Figure data in JSON
───

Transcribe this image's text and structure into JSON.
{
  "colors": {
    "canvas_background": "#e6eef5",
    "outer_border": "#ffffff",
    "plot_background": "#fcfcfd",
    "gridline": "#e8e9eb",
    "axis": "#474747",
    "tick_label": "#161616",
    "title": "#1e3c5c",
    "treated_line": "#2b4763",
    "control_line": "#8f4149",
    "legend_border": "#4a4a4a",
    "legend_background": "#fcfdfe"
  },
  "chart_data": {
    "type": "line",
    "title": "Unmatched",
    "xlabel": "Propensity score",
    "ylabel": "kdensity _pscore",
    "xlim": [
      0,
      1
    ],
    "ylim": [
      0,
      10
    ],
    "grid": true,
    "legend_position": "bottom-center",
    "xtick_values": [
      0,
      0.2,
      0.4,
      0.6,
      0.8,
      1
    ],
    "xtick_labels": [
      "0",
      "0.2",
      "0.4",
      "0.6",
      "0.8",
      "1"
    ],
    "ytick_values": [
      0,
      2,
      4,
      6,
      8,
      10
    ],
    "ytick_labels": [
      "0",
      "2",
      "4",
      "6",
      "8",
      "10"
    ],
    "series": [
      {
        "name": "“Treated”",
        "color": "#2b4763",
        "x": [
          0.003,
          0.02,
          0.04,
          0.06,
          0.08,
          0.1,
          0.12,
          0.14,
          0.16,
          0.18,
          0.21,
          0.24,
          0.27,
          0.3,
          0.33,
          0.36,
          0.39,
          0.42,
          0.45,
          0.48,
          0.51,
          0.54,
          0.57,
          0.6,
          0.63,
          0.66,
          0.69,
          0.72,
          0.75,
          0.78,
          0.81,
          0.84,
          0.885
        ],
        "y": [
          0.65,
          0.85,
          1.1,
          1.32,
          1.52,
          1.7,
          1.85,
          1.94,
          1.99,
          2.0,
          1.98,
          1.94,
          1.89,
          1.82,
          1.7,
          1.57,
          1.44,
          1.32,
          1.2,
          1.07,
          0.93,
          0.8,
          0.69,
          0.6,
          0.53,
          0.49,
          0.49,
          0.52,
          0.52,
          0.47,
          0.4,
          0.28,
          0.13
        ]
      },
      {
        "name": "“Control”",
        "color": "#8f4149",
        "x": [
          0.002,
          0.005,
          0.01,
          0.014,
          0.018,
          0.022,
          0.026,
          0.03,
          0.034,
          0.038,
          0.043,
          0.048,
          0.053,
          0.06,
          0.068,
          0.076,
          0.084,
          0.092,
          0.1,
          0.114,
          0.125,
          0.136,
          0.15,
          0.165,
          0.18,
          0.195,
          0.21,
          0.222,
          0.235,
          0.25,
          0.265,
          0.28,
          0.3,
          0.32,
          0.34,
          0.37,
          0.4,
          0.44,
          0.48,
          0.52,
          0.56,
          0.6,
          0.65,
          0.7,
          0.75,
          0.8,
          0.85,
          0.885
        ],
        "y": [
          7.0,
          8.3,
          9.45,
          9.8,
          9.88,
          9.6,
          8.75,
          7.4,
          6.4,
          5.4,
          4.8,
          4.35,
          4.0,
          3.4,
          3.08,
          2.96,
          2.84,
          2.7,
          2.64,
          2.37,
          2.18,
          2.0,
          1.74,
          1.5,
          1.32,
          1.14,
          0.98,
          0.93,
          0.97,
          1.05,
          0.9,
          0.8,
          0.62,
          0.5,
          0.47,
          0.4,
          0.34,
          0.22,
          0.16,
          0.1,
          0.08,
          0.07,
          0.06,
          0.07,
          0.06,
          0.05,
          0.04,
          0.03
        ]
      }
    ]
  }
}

───

__SHORT PROBLEM__:
Recopy the whole listing exactly.

__SOLUTION FOR THIS TASK__:
Transcribe this image's text and structure into JSON.
{
  "colors": {
    "canvas_background": "#e6eef5",
    "outer_border": "#ffffff",
    "plot_background": "#fcfcfd",
    "gridline": "#e8e9eb",
    "axis": "#474747",
    "tick_label": "#161616",
    "title": "#1e3c5c",
    "treated_line": "#2b4763",
    "control_line": "#8f4149",
    "legend_border": "#4a4a4a",
    "legend_background": "#fcfdfe"
  },
  "chart_data": {
    "type": "line",
    "title": "Unmatched",
    "xlabel": "Propensity score",
    "ylabel": "kdensity _pscore",
    "xlim": [
      0,
      1
    ],
    "ylim": [
      0,
      10
    ],
    "grid": true,
    "legend_position": "bottom-center",
    "xtick_values": [
      0,
      0.2,
      0.4,
      0.6,
      0.8,
      1
    ],
    "xtick_labels": [
      "0",
      "0.2",
      "0.4",
      "0.6",
      "0.8",
      "1"
    ],
    "ytick_values": [
      0,
      2,
      4,
      6,
      8,
      10
    ],
    "ytick_labels": [
      "0",
      "2",
      "4",
      "6",
      "8",
      "10"
    ],
    "series": [
      {
        "name": "“Treated”",
        "color": "#2b4763",
        "x": [
          0.003,
          0.02,
          0.04,
          0.06,
          0.08,
          0.1,
          0.12,
          0.14,
          0.16,
          0.18,
          0.21,
          0.24,
          0.27,
          0.3,
          0.33,
          0.36,
          0.39,
          0.42,
          0.45,
          0.48,
          0.51,
          0.54,
          0.57,
          0.6,
          0.63,
          0.66,
          0.69,
          0.72,
          0.75,
          0.78,
          0.81,
          0.84,
          0.885
        ],
        "y": [
          0.65,
          0.85,
          1.1,
          1.32,
          1.52,
          1.7,
          1.85,
          1.94,
          1.99,
          2.0,
          1.98,
          1.94,
          1.89,
          1.82,
          1.7,
          1.57,
          1.44,
          1.32,
          1.2,
          1.07,
          0.93,
          0.8,
          0.69,
          0.6,
          0.53,
          0.49,
          0.49,
          0.52,
          0.52,
          0.47,
          0.4,
          0.28,
          0.13
        ]
      },
      {
        "name": "“Control”",
        "color": "#8f4149",
        "x": [
          0.002,
          0.005,
          0.01,
          0.014,
          0.018,
          0.022,
          0.026,
          0.03,
          0.034,
          0.038,
          0.043,
          0.048,
          0.053,
          0.06,
          0.068,
          0.076,
          0.084,
          0.092,
          0.1,
          0.114,
          0.125,
          0.136,
          0.15,
          0.165,
          0.18,
          0.195,
          0.21,
          0.222,
          0.235,
          0.25,
          0.265,
          0.28,
          0.3,
          0.32,
          0.34,
          0.37,
          0.4,
          0.44,
          0.48,
          0.52,
          0.56,
          0.6,
          0.65,
          0.7,
          0.75,
          0.8,
          0.85,
          0.885
        ],
        "y": [
          7.0,
          8.3,
          9.45,
          9.8,
          9.88,
          9.6,
          8.75,
          7.4,
          6.4,
          5.4,
          4.8,
          4.35,
          4.0,
          3.4,
          3.08,
          2.96,
          2.84,
          2.7,
          2.64,
          2.37,
          2.18,
          2.0,
          1.74,
          1.5,
          1.32,
          1.14,
          0.98,
          0.93,
          0.97,
          1.05,
          0.9,
          0.8,
          0.62,
          0.5,
          0.47,
          0.4,
          0.34,
          0.22,
          0.16,
          0.1,
          0.08,
          0.07,
          0.06,
          0.07,
          0.06,
          0.05,
          0.04,
          0.03
        ]
      }
    ]
  }
}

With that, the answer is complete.